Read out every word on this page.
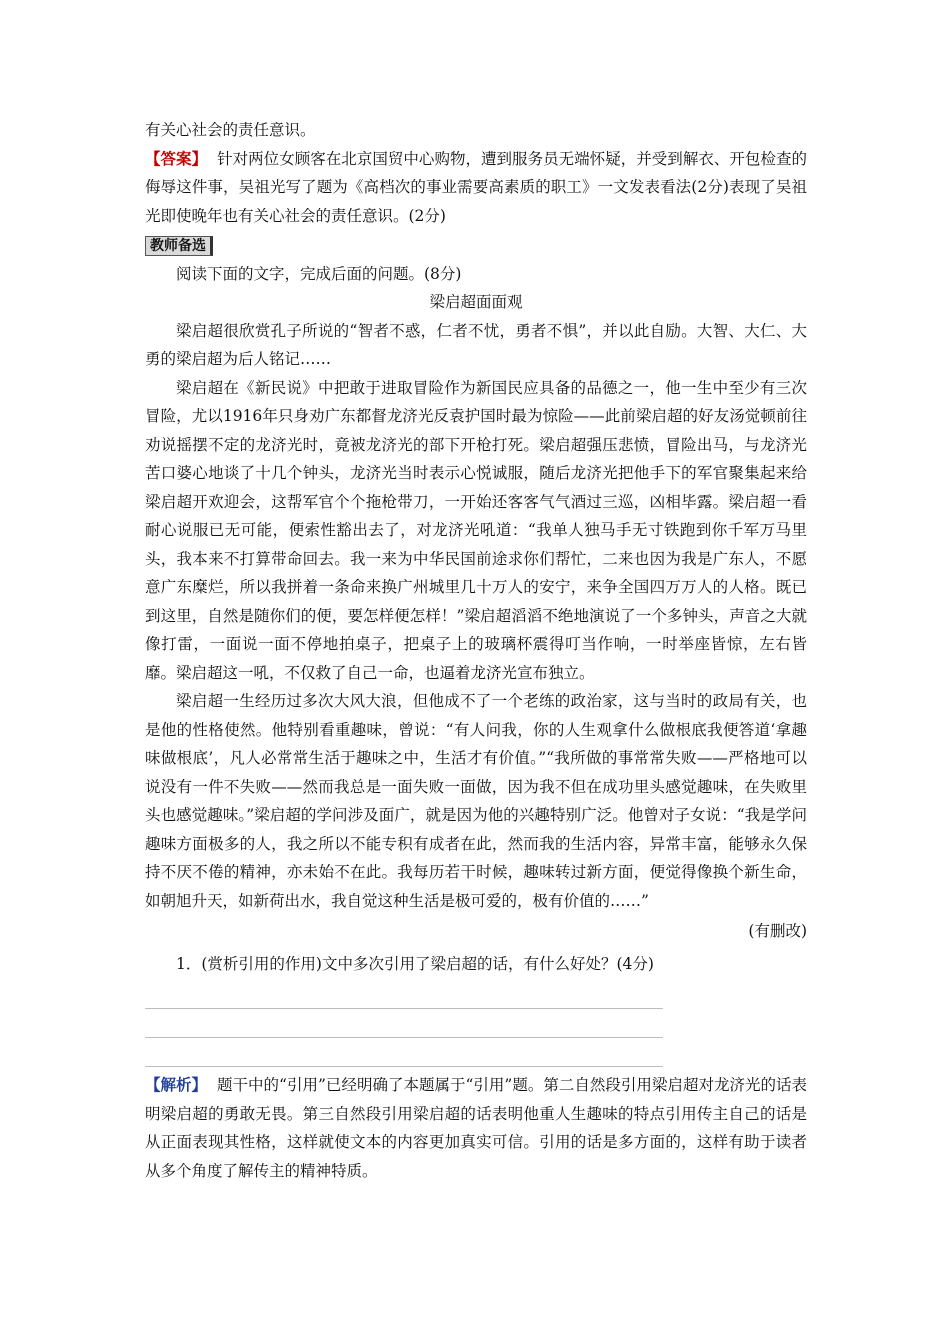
有关心社会的责任意识。

【答案】 针对两位女顾客在北京国贸中心购物，遭到服务员无端怀疑，并受到解衣、开包检查的侮辱这件事，吴祖光写了题为《高档次的事业需要高素质的职工》一文发表看法(2分)表现了吴祖光即使晚年也有关心社会的责任意识。(2分)

教师备选

阅读下面的文字，完成后面的问题。(8分)

梁启超面面观

梁启超很欣赏孔子所说的“智者不惑，仁者不忧，勇者不惧”，并以此自励。大智、大仁、大勇的梁启超为后人铭记……

梁启超在《新民说》中把敢于进取冒险作为新国民应具备的品德之一，他一生中至少有三次冒险，尤以1916年只身劝广东都督龙济光反袁护国时最为惊险——此前梁启超的好友汤觉顿前往劝说摇摆不定的龙济光时，竟被龙济光的部下开枪打死。梁启超强压悲愤，冒险出马，与龙济光苦口婆心地谈了十几个钟头，龙济光当时表示心悦诚服，随后龙济光把他手下的军官聚集起来给梁启超开欢迎会，这帮军官个个拖枪带刀，一开始还客客气气酒过三巡，凶相毕露。梁启超一看耐心说服已无可能，便索性豁出去了，对龙济光吼道：“我单人独马手无寸铁跑到你千军万马里头，我本来不打算带命回去。我一来为中华民国前途求你们帮忙，二来也因为我是广东人，不愿意广东糜烂，所以我拼着一条命来换广州城里几十万人的安宁，来争全国四万万人的人格。既已到这里，自然是随你们的便，要怎样便怎样！”梁启超滔滔不绝地演说了一个多钟头，声音之大就像打雷，一面说一面不停地拍桌子，把桌子上的玻璃杯震得叮当作响，一时举座皆惊，左右皆靡。梁启超这一吼，不仅救了自己一命，也逼着龙济光宣布独立。

梁启超一生经历过多次大风大浪，但他成不了一个老练的政治家，这与当时的政局有关，也是他的性格使然。他特别看重趣味，曾说：“有人问我，你的人生观拿什么做根底我便答道‘拿趣味做根底’，凡人必常常生活于趣味之中，生活才有价值。”“我所做的事常常失败——严格地可以说没有一件不失败——然而我总是一面失败一面做，因为我不但在成功里头感觉趣味，在失败里头也感觉趣味。”梁启超的学问涉及面广，就是因为他的兴趣特别广泛。他曾对子女说：“我是学问趣味方面极多的人，我之所以不能专积有成者在此，然而我的生活内容，异常丰富，能够永久保持不厌不倦的精神，亦未始不在此。我每历若干时候，趣味转过新方面，便觉得像换个新生命，如朝旭升天，如新荷出水，我自觉这种生活是极可爱的，极有价值的……”

(有删改)

1．(赏析引用的作用)文中多次引用了梁启超的话，有什么好处？(4分)

【解析】 题干中的“引用”已经明确了本题属于“引用”题。第二自然段引用梁启超对龙济光的话表明梁启超的勇敢无畏。第三自然段引用梁启超的话表明他重人生趣味的特点引用传主自己的话是从正面表现其性格，这样就使文本的内容更加真实可信。引用的话是多方面的，这样有助于读者从多个角度了解传主的精神特质。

━━━━

• _EXERCISE_: Your job is to transcribe the entries above exactly; skip the pictures.

• _FULL OUTPUT_:
Read out every word on this page.
有关心社会的责任意识。

【答案】 针对两位女顾客在北京国贸中心购物，遭到服务员无端怀疑，并受到解衣、开包检查的侮辱这件事，吴祖光写了题为《高档次的事业需要高素质的职工》一文发表看法(2分)表现了吴祖光即使晚年也有关心社会的责任意识。(2分)

教师备选

阅读下面的文字，完成后面的问题。(8分)

梁启超面面观

梁启超很欣赏孔子所说的“智者不惑，仁者不忧，勇者不惧”，并以此自励。大智、大仁、大勇的梁启超为后人铭记……

梁启超在《新民说》中把敢于进取冒险作为新国民应具备的品德之一，他一生中至少有三次冒险，尤以1916年只身劝广东都督龙济光反袁护国时最为惊险——此前梁启超的好友汤觉顿前往劝说摇摆不定的龙济光时，竟被龙济光的部下开枪打死。梁启超强压悲愤，冒险出马，与龙济光苦口婆心地谈了十几个钟头，龙济光当时表示心悦诚服，随后龙济光把他手下的军官聚集起来给梁启超开欢迎会，这帮军官个个拖枪带刀，一开始还客客气气酒过三巡，凶相毕露。梁启超一看耐心说服已无可能，便索性豁出去了，对龙济光吼道：“我单人独马手无寸铁跑到你千军万马里头，我本来不打算带命回去。我一来为中华民国前途求你们帮忙，二来也因为我是广东人，不愿意广东糜烂，所以我拼着一条命来换广州城里几十万人的安宁，来争全国四万万人的人格。既已到这里，自然是随你们的便，要怎样便怎样！”梁启超滔滔不绝地演说了一个多钟头，声音之大就像打雷，一面说一面不停地拍桌子，把桌子上的玻璃杯震得叮当作响，一时举座皆惊，左右皆靡。梁启超这一吼，不仅救了自己一命，也逼着龙济光宣布独立。

梁启超一生经历过多次大风大浪，但他成不了一个老练的政治家，这与当时的政局有关，也是他的性格使然。他特别看重趣味，曾说：“有人问我，你的人生观拿什么做根底我便答道‘拿趣味做根底’，凡人必常常生活于趣味之中，生活才有价值。”“我所做的事常常失败——严格地可以说没有一件不失败——然而我总是一面失败一面做，因为我不但在成功里头感觉趣味，在失败里头也感觉趣味。”梁启超的学问涉及面广，就是因为他的兴趣特别广泛。他曾对子女说：“我是学问趣味方面极多的人，我之所以不能专积有成者在此，然而我的生活内容，异常丰富，能够永久保持不厌不倦的精神，亦未始不在此。我每历若干时候，趣味转过新方面，便觉得像换个新生命，如朝旭升天，如新荷出水，我自觉这种生活是极可爱的，极有价值的……”

(有删改)

1．(赏析引用的作用)文中多次引用了梁启超的话，有什么好处？(4分)

【解析】 题干中的“引用”已经明确了本题属于“引用”题。第二自然段引用梁启超对龙济光的话表明梁启超的勇敢无畏。第三自然段引用梁启超的话表明他重人生趣味的特点引用传主自己的话是从正面表现其性格，这样就使文本的内容更加真实可信。引用的话是多方面的，这样有助于读者从多个角度了解传主的精神特质。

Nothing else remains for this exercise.